(Extracted records)
_____

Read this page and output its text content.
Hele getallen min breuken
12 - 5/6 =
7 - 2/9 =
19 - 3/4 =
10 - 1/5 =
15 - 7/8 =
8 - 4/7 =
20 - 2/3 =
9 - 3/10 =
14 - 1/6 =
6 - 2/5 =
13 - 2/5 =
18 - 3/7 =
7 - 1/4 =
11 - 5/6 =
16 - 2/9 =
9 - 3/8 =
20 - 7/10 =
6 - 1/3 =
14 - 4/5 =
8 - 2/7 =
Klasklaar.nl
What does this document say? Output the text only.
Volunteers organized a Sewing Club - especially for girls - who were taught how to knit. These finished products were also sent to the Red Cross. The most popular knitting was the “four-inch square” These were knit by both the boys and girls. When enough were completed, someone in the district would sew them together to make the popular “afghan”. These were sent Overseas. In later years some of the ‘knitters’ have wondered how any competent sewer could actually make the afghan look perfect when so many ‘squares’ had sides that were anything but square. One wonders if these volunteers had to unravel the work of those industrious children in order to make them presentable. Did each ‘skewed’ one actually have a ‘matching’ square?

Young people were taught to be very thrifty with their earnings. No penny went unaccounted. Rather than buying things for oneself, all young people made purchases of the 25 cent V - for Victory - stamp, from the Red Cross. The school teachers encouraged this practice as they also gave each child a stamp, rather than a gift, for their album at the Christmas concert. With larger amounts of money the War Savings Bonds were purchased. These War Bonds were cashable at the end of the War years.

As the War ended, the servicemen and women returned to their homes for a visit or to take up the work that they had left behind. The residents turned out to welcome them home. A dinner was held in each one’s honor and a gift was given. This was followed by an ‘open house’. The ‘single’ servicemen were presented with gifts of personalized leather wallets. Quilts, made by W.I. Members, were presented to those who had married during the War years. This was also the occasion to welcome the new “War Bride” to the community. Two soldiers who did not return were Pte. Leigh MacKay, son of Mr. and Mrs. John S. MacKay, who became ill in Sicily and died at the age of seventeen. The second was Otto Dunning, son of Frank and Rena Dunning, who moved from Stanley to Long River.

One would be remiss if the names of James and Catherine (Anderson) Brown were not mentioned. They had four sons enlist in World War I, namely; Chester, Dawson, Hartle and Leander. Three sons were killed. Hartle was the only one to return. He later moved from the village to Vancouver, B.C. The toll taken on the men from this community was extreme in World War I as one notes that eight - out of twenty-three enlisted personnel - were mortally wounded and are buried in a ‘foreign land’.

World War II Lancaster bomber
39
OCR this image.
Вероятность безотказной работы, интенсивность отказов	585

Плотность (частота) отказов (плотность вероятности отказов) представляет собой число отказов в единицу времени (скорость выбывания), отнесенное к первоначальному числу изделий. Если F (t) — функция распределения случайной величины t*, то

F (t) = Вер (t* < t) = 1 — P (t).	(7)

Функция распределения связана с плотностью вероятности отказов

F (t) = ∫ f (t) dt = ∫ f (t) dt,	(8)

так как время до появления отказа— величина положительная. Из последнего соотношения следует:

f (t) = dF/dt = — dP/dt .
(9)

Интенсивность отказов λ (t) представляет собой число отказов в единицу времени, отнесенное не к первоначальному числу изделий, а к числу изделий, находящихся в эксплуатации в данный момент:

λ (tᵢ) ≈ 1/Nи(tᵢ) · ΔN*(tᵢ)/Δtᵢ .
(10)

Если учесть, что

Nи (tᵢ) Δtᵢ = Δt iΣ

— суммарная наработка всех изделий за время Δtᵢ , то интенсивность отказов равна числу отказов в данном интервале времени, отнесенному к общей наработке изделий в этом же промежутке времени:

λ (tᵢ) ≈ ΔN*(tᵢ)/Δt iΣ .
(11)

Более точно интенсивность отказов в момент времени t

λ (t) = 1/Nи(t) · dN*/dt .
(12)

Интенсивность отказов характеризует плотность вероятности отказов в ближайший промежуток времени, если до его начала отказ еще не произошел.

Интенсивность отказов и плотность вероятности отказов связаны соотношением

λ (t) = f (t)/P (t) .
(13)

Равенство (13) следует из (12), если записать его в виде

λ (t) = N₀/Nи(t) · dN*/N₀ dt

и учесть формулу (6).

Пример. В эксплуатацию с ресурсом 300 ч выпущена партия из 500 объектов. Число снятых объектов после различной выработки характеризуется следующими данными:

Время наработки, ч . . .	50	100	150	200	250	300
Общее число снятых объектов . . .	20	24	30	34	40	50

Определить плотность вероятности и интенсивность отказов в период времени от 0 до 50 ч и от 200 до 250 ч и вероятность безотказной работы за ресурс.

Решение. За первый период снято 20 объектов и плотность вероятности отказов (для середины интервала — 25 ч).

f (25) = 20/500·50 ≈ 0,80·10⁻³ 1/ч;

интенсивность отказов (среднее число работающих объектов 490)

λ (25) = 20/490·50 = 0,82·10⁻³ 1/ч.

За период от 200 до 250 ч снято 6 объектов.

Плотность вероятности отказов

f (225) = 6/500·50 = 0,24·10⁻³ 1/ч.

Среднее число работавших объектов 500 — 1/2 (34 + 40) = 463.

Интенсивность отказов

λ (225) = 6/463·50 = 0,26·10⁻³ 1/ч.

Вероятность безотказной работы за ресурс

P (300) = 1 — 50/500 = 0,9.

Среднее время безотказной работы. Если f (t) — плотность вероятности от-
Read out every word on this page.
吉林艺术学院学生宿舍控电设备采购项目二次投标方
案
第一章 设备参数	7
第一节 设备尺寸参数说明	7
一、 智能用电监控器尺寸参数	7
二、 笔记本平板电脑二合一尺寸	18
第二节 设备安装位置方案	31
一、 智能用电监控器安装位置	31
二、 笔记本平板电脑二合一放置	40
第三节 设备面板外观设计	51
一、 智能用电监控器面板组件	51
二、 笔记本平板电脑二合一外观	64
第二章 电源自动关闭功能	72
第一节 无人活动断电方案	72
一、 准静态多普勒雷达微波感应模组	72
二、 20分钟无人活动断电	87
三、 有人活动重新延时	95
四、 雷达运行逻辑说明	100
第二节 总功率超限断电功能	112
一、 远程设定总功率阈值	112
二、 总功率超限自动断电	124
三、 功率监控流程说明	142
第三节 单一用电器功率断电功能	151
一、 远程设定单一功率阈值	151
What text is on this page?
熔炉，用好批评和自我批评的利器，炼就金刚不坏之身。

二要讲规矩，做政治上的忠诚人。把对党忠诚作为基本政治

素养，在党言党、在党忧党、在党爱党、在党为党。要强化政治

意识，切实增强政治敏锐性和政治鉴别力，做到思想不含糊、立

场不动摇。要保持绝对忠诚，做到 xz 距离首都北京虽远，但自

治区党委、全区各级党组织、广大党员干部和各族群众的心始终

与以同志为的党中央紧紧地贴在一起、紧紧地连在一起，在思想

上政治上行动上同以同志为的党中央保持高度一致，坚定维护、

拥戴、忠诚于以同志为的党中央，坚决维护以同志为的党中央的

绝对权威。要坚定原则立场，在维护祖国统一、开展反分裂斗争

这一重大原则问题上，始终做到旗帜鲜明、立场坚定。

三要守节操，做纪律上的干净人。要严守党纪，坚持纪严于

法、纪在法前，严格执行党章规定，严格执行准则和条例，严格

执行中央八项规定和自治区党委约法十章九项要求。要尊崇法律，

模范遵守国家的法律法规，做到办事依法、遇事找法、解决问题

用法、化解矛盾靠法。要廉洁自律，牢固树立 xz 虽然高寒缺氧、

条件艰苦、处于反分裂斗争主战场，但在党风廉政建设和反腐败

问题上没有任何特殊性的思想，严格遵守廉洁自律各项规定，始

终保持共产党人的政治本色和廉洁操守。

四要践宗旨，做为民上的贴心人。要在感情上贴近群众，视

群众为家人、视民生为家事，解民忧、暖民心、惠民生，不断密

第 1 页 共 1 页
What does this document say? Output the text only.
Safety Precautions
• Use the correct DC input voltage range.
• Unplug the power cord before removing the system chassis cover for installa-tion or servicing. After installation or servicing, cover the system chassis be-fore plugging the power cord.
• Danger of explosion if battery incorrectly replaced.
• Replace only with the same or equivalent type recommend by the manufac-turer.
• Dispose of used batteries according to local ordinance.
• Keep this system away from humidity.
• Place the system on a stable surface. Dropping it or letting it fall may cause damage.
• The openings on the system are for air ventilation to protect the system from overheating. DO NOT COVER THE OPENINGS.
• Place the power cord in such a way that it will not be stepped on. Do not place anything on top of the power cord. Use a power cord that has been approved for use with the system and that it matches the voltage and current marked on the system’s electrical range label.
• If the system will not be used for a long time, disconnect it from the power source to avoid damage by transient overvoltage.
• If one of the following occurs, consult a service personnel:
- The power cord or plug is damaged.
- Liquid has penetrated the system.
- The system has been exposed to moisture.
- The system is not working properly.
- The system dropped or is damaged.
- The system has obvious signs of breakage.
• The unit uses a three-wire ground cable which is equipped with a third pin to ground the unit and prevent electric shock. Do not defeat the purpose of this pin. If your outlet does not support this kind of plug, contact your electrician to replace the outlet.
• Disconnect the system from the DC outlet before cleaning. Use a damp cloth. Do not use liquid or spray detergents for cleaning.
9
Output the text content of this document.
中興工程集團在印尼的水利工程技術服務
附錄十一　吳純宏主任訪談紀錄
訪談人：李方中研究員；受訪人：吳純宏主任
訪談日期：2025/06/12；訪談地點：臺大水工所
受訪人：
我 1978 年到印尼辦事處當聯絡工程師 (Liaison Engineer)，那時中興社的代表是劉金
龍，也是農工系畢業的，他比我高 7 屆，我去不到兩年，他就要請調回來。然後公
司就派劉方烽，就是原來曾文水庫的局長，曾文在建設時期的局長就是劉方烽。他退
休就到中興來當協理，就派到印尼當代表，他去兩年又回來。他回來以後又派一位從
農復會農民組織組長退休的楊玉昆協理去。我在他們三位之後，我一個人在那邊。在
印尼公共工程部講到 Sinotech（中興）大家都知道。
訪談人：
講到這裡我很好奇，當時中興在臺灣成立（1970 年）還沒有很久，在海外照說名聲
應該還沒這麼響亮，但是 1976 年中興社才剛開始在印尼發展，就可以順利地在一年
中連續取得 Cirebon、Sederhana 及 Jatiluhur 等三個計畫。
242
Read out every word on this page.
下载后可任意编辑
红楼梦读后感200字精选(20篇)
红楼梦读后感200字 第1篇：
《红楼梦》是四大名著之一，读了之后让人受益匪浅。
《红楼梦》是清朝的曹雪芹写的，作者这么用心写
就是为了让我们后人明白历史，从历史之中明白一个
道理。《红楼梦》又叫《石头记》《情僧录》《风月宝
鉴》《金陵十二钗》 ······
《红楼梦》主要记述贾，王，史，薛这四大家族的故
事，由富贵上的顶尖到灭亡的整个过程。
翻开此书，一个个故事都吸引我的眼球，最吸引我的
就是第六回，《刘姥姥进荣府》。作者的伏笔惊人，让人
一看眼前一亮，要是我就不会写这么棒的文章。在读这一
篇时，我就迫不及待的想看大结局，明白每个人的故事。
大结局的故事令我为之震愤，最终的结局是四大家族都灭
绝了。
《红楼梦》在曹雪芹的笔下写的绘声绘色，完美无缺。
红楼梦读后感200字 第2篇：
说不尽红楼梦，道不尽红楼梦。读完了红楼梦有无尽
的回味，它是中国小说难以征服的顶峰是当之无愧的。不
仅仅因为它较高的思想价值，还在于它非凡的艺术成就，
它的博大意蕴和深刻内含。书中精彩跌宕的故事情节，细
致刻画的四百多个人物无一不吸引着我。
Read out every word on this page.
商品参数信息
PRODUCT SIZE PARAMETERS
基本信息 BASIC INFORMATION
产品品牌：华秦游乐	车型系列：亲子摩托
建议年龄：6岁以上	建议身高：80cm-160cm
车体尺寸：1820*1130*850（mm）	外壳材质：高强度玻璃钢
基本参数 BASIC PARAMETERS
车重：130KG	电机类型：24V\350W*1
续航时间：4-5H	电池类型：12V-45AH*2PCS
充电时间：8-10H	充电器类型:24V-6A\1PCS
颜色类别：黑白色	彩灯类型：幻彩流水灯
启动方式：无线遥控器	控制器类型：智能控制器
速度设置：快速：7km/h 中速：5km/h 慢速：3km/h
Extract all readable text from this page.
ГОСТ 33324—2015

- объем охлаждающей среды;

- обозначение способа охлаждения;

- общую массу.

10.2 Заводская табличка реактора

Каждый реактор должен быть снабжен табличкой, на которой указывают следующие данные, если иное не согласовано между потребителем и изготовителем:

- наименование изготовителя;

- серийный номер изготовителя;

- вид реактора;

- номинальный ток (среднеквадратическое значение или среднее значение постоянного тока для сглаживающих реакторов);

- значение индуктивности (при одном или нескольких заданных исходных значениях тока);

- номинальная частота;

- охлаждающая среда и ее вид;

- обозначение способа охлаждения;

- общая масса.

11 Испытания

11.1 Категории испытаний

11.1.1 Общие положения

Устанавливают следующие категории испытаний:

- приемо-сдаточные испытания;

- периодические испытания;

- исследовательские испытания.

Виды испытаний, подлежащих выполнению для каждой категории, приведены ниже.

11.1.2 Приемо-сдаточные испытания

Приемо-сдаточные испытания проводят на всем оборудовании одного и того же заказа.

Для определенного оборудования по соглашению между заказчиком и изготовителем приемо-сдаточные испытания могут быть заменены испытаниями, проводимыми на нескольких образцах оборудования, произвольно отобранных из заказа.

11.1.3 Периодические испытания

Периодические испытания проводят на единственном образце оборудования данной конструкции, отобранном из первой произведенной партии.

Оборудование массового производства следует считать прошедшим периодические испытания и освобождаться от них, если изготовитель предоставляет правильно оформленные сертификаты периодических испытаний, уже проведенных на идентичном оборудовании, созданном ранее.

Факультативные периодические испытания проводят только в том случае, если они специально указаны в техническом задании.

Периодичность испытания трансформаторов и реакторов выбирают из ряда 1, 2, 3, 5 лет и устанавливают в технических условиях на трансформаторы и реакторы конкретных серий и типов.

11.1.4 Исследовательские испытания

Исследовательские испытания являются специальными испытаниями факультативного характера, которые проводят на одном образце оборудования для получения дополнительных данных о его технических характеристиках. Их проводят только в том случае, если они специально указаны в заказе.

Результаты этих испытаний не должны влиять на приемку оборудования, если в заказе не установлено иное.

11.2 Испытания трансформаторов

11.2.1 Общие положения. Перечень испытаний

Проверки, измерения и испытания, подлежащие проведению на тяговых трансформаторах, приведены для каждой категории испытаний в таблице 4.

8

_____

What is asked: Select every line in the material above where the string "собой" occurs, and copy it.

Answer to the problem:
Плотность (частота) отказов (плотность вероятности отказов) представляет собой число отказов в единицу времени (скорость выбывания), отнесенное к первоначальному числу изделий. Если F (t) — функция распределения случайной величины t*, то
Интенсивность отказов λ (t) представляет собой число отказов в единицу времени, отнесенное не к первоначальному числу изделий, а к числу изделий, находящихся в эксплуатации в данный момент:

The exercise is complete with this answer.